* AVAILABLE RECORDS
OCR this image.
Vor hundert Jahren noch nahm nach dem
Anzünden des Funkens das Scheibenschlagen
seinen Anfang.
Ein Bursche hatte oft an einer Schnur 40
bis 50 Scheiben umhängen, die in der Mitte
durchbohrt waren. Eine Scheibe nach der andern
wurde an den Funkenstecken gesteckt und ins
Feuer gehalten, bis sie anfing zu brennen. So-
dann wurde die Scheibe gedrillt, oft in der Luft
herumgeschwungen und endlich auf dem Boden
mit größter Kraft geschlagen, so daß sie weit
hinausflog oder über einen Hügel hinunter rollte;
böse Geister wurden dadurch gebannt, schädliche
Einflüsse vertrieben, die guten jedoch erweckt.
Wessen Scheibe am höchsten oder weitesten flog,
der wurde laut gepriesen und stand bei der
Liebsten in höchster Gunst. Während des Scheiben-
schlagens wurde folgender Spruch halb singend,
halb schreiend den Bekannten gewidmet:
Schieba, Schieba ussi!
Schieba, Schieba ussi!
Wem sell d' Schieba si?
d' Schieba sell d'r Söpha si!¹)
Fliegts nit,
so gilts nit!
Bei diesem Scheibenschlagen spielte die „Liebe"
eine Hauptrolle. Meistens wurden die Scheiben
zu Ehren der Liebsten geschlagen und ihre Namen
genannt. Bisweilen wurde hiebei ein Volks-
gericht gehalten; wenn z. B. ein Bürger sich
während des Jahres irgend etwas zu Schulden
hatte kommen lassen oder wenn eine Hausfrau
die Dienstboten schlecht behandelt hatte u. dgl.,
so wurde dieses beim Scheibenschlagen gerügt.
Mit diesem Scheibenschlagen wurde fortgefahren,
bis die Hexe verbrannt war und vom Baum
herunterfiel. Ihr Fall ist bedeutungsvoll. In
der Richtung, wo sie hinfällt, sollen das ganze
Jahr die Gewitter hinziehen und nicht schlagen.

* PROMPT
Gather all lines from the records above in which "nach" appears.

* PROBLEM SOLUTION
Vor hundert Jahren noch nahm nach dem
durchbohrt waren. Eine Scheibe nach der andern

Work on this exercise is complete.